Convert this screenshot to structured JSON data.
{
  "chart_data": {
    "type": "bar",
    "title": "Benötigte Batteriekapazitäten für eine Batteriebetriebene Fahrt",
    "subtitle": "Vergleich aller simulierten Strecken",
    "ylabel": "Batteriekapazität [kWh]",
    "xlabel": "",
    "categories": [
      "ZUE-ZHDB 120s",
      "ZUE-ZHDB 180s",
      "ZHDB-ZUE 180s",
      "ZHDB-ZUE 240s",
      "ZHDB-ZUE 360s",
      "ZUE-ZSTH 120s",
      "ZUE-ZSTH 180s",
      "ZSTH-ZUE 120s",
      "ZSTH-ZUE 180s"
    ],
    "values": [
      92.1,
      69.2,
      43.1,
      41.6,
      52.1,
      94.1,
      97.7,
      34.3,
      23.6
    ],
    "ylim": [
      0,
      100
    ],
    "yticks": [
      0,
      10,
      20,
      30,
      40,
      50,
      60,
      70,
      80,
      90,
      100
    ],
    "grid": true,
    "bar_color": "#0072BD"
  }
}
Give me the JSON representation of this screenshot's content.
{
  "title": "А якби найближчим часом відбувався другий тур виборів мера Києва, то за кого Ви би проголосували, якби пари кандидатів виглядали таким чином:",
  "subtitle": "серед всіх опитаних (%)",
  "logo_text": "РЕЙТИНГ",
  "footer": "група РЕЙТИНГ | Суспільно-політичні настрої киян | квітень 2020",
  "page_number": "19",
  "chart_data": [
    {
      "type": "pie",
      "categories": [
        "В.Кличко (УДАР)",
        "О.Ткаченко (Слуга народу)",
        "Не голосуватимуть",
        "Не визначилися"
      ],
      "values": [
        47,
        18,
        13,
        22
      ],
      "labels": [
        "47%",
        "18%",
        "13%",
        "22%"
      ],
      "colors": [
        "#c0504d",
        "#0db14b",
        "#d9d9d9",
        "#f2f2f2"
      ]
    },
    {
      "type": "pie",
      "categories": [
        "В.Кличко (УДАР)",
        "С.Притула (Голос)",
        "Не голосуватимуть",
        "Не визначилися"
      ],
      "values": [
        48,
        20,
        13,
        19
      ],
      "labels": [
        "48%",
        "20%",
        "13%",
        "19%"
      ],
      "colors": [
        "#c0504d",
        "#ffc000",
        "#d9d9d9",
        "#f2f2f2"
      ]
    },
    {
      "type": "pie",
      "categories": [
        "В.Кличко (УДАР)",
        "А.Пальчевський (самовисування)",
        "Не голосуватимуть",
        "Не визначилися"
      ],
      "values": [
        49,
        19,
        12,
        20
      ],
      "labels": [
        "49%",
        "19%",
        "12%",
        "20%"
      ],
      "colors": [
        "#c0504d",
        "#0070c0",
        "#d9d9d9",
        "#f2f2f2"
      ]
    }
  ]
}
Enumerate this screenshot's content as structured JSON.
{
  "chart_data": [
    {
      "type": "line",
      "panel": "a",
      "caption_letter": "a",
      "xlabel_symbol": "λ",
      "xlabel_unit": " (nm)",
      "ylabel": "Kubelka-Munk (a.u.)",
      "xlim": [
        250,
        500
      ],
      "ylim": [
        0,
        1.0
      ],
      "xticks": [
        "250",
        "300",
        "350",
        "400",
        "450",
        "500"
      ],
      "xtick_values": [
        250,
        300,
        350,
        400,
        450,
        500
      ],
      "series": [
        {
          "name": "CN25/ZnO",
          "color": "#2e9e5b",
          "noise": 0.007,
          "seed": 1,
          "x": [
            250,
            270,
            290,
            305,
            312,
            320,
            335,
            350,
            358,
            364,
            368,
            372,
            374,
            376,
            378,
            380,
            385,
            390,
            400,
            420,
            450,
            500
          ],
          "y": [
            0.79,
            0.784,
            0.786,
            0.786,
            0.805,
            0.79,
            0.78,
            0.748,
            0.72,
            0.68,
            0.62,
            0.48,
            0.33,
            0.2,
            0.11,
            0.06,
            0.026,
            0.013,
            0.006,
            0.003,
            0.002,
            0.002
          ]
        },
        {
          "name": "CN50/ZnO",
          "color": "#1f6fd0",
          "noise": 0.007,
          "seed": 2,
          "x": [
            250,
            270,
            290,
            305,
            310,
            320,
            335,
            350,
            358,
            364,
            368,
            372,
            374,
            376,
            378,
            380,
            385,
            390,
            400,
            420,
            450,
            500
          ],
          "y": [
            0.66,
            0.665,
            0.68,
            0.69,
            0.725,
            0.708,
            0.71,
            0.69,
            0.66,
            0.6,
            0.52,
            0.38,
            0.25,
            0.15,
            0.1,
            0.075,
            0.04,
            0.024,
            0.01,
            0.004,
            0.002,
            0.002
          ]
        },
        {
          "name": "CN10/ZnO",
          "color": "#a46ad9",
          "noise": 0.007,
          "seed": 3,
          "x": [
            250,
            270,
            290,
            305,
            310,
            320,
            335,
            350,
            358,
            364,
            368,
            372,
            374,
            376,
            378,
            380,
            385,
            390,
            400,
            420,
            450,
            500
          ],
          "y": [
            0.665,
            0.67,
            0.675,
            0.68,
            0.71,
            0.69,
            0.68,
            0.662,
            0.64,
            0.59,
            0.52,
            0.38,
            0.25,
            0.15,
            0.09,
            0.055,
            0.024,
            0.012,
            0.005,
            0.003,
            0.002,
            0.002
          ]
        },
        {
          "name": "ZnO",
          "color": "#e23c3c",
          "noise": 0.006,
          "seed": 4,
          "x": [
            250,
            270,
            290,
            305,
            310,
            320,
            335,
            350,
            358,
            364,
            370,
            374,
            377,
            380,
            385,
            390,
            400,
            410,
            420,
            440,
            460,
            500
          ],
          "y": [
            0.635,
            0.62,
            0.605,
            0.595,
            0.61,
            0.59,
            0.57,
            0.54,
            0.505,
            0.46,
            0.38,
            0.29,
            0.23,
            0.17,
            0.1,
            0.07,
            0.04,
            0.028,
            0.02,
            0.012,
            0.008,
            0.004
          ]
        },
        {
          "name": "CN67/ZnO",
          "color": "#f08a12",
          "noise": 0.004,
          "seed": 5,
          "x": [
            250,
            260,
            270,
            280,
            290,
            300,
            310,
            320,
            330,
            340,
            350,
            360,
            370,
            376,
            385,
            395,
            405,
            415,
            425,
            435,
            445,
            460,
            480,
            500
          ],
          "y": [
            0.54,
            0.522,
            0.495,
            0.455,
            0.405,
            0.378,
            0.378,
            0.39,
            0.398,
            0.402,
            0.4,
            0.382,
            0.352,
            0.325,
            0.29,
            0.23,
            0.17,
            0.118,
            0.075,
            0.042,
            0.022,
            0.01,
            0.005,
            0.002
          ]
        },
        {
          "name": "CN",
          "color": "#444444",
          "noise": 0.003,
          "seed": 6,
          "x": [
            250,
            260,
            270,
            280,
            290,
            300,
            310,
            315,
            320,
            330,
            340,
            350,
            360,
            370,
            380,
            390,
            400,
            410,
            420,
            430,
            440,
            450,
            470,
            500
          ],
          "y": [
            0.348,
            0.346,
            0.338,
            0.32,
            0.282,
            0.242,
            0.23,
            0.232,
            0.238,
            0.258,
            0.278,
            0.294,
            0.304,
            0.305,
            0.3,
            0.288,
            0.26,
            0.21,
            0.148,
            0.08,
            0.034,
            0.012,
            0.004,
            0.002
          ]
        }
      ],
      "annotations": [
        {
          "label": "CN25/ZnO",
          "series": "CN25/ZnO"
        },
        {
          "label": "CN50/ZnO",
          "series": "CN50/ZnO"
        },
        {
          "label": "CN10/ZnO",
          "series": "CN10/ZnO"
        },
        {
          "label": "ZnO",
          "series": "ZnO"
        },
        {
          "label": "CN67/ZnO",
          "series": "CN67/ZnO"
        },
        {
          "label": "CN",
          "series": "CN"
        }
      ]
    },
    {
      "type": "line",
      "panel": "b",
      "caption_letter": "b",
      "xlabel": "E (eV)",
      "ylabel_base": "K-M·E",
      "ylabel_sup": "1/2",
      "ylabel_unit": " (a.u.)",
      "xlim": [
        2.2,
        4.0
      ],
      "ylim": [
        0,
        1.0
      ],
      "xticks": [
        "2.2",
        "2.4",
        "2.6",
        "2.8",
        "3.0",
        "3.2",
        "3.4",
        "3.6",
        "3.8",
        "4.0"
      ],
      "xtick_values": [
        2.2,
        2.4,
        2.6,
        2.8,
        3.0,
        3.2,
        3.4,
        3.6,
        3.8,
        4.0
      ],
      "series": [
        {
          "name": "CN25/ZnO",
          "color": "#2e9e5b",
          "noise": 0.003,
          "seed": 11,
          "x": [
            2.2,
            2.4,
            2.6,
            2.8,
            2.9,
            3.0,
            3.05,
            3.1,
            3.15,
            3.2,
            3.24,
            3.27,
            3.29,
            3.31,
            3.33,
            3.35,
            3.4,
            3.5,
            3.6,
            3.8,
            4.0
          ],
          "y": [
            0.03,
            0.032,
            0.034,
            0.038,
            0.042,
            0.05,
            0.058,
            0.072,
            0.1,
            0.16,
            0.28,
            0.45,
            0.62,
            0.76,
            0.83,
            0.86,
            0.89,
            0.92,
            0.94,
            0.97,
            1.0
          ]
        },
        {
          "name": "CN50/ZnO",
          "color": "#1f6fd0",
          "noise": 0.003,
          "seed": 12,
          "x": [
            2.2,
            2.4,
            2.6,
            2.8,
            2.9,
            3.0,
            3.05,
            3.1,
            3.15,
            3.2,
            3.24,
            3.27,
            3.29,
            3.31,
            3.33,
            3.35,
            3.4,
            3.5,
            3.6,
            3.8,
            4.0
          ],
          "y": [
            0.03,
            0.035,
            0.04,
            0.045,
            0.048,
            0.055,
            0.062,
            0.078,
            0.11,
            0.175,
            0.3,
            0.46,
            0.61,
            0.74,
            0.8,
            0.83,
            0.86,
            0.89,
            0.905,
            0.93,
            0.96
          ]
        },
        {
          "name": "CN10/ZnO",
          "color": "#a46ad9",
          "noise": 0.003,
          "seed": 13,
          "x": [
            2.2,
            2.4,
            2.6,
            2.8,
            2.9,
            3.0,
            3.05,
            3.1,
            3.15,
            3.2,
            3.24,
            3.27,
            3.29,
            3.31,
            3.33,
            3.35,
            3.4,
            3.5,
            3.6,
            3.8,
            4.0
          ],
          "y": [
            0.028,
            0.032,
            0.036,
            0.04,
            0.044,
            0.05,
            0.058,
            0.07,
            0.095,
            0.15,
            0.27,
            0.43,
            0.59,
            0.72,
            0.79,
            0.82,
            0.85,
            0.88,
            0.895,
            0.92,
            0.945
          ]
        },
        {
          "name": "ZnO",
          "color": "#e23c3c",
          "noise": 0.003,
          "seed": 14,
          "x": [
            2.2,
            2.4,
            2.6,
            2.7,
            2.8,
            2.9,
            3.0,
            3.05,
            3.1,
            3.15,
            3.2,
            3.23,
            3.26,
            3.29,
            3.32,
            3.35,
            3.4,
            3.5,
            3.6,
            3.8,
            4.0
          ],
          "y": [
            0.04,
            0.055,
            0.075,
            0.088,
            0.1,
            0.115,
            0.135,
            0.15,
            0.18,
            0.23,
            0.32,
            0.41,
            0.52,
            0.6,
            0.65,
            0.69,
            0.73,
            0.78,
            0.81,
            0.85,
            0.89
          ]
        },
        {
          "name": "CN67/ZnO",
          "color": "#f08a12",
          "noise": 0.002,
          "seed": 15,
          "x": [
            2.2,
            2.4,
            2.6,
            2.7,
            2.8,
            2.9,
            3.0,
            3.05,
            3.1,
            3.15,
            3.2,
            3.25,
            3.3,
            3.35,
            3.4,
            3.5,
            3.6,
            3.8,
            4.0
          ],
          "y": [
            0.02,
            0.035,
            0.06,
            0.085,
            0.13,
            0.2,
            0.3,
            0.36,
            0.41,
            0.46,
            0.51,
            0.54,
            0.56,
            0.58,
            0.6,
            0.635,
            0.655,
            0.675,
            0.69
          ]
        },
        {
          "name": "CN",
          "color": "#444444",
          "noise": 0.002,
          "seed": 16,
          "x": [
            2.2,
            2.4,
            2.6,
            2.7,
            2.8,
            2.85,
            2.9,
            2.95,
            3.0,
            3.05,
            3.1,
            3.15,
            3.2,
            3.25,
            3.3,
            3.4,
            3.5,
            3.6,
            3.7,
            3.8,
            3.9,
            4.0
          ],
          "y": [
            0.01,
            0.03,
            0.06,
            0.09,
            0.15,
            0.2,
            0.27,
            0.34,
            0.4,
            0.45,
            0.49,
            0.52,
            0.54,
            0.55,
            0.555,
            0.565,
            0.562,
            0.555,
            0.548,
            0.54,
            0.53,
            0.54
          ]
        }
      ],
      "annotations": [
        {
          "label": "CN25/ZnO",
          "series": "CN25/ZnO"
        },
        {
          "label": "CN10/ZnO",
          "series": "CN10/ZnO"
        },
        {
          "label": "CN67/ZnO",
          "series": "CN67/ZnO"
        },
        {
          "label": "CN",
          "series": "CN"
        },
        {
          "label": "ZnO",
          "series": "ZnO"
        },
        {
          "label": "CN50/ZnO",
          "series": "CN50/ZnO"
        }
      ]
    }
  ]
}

■ **REQUIREMENT**
Copy out every line from the material above in which the word "this" appears.

■ **IN RESPONSE**
Convert this screenshot to structured JSON data.
Give me the JSON representation of this screenshot's content.
Enumerate this screenshot's content as structured JSON.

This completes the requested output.